> **Provided entries**:
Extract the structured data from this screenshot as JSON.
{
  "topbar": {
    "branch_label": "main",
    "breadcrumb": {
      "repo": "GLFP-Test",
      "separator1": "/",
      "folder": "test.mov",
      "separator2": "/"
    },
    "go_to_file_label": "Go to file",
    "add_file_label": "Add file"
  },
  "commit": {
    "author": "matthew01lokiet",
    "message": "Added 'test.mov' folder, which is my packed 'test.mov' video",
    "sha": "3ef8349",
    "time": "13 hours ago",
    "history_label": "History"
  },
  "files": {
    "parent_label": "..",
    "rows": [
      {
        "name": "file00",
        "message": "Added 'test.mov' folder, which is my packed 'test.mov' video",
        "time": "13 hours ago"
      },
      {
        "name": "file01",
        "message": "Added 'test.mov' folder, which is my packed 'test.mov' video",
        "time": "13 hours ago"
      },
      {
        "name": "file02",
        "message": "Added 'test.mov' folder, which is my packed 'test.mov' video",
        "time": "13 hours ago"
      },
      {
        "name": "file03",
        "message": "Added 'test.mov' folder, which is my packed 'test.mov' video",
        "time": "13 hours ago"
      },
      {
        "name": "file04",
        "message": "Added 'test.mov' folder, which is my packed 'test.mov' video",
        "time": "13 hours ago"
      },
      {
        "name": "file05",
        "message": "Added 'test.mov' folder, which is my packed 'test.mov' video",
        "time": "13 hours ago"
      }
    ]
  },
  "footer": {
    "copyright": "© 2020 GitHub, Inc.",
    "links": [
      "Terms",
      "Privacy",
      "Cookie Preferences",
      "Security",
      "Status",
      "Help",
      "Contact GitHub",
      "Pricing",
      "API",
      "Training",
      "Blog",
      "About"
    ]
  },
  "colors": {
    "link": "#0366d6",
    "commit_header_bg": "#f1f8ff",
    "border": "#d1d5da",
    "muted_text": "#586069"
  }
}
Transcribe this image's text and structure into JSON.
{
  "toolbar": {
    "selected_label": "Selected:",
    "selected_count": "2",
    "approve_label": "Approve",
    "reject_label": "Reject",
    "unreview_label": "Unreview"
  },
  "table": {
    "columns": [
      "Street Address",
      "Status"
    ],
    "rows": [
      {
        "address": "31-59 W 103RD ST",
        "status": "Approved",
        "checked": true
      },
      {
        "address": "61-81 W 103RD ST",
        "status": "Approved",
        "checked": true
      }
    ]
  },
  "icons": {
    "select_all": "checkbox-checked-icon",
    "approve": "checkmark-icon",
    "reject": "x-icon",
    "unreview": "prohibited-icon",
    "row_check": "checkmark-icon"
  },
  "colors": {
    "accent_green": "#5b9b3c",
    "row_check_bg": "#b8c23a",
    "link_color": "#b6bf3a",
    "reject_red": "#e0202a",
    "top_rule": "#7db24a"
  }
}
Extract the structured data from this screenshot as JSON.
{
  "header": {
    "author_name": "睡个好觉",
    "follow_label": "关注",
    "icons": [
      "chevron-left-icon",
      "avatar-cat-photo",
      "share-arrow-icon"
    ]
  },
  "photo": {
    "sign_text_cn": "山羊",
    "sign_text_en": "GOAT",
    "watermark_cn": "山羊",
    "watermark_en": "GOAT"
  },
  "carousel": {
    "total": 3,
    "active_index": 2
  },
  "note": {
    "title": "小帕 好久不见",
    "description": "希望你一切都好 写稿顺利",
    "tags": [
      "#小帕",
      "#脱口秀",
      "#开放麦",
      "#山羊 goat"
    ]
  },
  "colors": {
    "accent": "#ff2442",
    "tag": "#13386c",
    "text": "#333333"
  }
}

> **Problem**: Quote all of the entries exactly as they appear.

> **Output for this task**:
Extract the structured data from this screenshot as JSON.
{
  "topbar": {
    "branch_label": "main",
    "breadcrumb": {
      "repo": "GLFP-Test",
      "separator1": "/",
      "folder": "test.mov",
      "separator2": "/"
    },
    "go_to_file_label": "Go to file",
    "add_file_label": "Add file"
  },
  "commit": {
    "author": "matthew01lokiet",
    "message": "Added 'test.mov' folder, which is my packed 'test.mov' video",
    "sha": "3ef8349",
    "time": "13 hours ago",
    "history_label": "History"
  },
  "files": {
    "parent_label": "..",
    "rows": [
      {
        "name": "file00",
        "message": "Added 'test.mov' folder, which is my packed 'test.mov' video",
        "time": "13 hours ago"
      },
      {
        "name": "file01",
        "message": "Added 'test.mov' folder, which is my packed 'test.mov' video",
        "time": "13 hours ago"
      },
      {
        "name": "file02",
        "message": "Added 'test.mov' folder, which is my packed 'test.mov' video",
        "time": "13 hours ago"
      },
      {
        "name": "file03",
        "message": "Added 'test.mov' folder, which is my packed 'test.mov' video",
        "time": "13 hours ago"
      },
      {
        "name": "file04",
        "message": "Added 'test.mov' folder, which is my packed 'test.mov' video",
        "time": "13 hours ago"
      },
      {
        "name": "file05",
        "message": "Added 'test.mov' folder, which is my packed 'test.mov' video",
        "time": "13 hours ago"
      }
    ]
  },
  "footer": {
    "copyright": "© 2020 GitHub, Inc.",
    "links": [
      "Terms",
      "Privacy",
      "Cookie Preferences",
      "Security",
      "Status",
      "Help",
      "Contact GitHub",
      "Pricing",
      "API",
      "Training",
      "Blog",
      "About"
    ]
  },
  "colors": {
    "link": "#0366d6",
    "commit_header_bg": "#f1f8ff",
    "border": "#d1d5da",
    "muted_text": "#586069"
  }
}
Transcribe this image's text and structure into JSON.
{
  "toolbar": {
    "selected_label": "Selected:",
    "selected_count": "2",
    "approve_label": "Approve",
    "reject_label": "Reject",
    "unreview_label": "Unreview"
  },
  "table": {
    "columns": [
      "Street Address",
      "Status"
    ],
    "rows": [
      {
        "address": "31-59 W 103RD ST",
        "status": "Approved",
        "checked": true
      },
      {
        "address": "61-81 W 103RD ST",
        "status": "Approved",
        "checked": true
      }
    ]
  },
  "icons": {
    "select_all": "checkbox-checked-icon",
    "approve": "checkmark-icon",
    "reject": "x-icon",
    "unreview": "prohibited-icon",
    "row_check": "checkmark-icon"
  },
  "colors": {
    "accent_green": "#5b9b3c",
    "row_check_bg": "#b8c23a",
    "link_color": "#b6bf3a",
    "reject_red": "#e0202a",
    "top_rule": "#7db24a"
  }
}
Extract the structured data from this screenshot as JSON.
{
  "header": {
    "author_name": "睡个好觉",
    "follow_label": "关注",
    "icons": [
      "chevron-left-icon",
      "avatar-cat-photo",
      "share-arrow-icon"
    ]
  },
  "photo": {
    "sign_text_cn": "山羊",
    "sign_text_en": "GOAT",
    "watermark_cn": "山羊",
    "watermark_en": "GOAT"
  },
  "carousel": {
    "total": 3,
    "active_index": 2
  },
  "note": {
    "title": "小帕 好久不见",
    "description": "希望你一切都好 写稿顺利",
    "tags": [
      "#小帕",
      "#脱口秀",
      "#开放麦",
      "#山羊 goat"
    ]
  },
  "colors": {
    "accent": "#ff2442",
    "tag": "#13386c",
    "text": "#333333"
  }
}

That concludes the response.